## Work to complete
Below are the records; reproduce all of them exactly but without any images.

## Materials provided
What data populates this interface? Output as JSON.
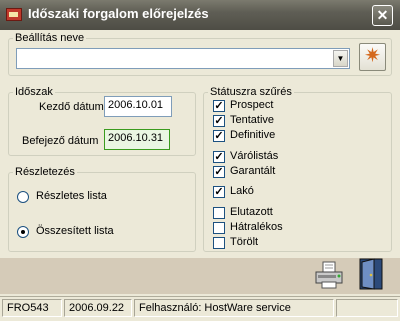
{
  "window": {
    "title": "Időszaki forgalom előrejelzés",
    "close_label": "✕"
  },
  "settings": {
    "legend": "Beállítás neve",
    "value": "",
    "dropdown_arrow": "▼"
  },
  "period": {
    "legend": "Időszak",
    "start_label": "Kezdő dátum",
    "start_value": "2006.10.01",
    "end_label": "Befejező dátum",
    "end_value": "2006.10.31"
  },
  "detail": {
    "legend": "Részletezés",
    "options": [
      {
        "label": "Részletes lista",
        "selected": false
      },
      {
        "label": "Összesített lista",
        "selected": true
      }
    ]
  },
  "status_filter": {
    "legend": "Státuszra szűrés",
    "items": [
      {
        "label": "Prospect",
        "checked": true
      },
      {
        "label": "Tentative",
        "checked": true
      },
      {
        "label": "Definitive",
        "checked": true
      },
      {
        "label": "Várólistás",
        "checked": true
      },
      {
        "label": "Garantált",
        "checked": true
      },
      {
        "label": "Lakó",
        "checked": true
      },
      {
        "label": "Elutazott",
        "checked": false
      },
      {
        "label": "Hátralékos",
        "checked": false
      },
      {
        "label": "Törölt",
        "checked": false
      }
    ]
  },
  "statusbar": {
    "code": "FRO543",
    "date": "2006.09.22",
    "user": "Felhasználó: HostWare service"
  },
  "icons": {
    "star": "star-icon",
    "printer": "printer-icon",
    "exit": "exit-door-icon"
  },
  "colors": {
    "titlebar": "#5f5e55",
    "bottom_area": "#d5cbb8",
    "active_input": "#eaf6e3"
  }
}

## Response to this exercise
What data populates this interface? Output as JSON.
{
  "window": {
    "title": "Időszaki forgalom előrejelzés",
    "close_label": "✕"
  },
  "settings": {
    "legend": "Beállítás neve",
    "value": "",
    "dropdown_arrow": "▼"
  },
  "period": {
    "legend": "Időszak",
    "start_label": "Kezdő dátum",
    "start_value": "2006.10.01",
    "end_label": "Befejező dátum",
    "end_value": "2006.10.31"
  },
  "detail": {
    "legend": "Részletezés",
    "options": [
      {
        "label": "Részletes lista",
        "selected": false
      },
      {
        "label": "Összesített lista",
        "selected": true
      }
    ]
  },
  "status_filter": {
    "legend": "Státuszra szűrés",
    "items": [
      {
        "label": "Prospect",
        "checked": true
      },
      {
        "label": "Tentative",
        "checked": true
      },
      {
        "label": "Definitive",
        "checked": true
      },
      {
        "label": "Várólistás",
        "checked": true
      },
      {
        "label": "Garantált",
        "checked": true
      },
      {
        "label": "Lakó",
        "checked": true
      },
      {
        "label": "Elutazott",
        "checked": false
      },
      {
        "label": "Hátralékos",
        "checked": false
      },
      {
        "label": "Törölt",
        "checked": false
      }
    ]
  },
  "statusbar": {
    "code": "FRO543",
    "date": "2006.09.22",
    "user": "Felhasználó: HostWare service"
  },
  "icons": {
    "star": "star-icon",
    "printer": "printer-icon",
    "exit": "exit-door-icon"
  },
  "colors": {
    "titlebar": "#5f5e55",
    "bottom_area": "#d5cbb8",
    "active_input": "#eaf6e3"
  }
}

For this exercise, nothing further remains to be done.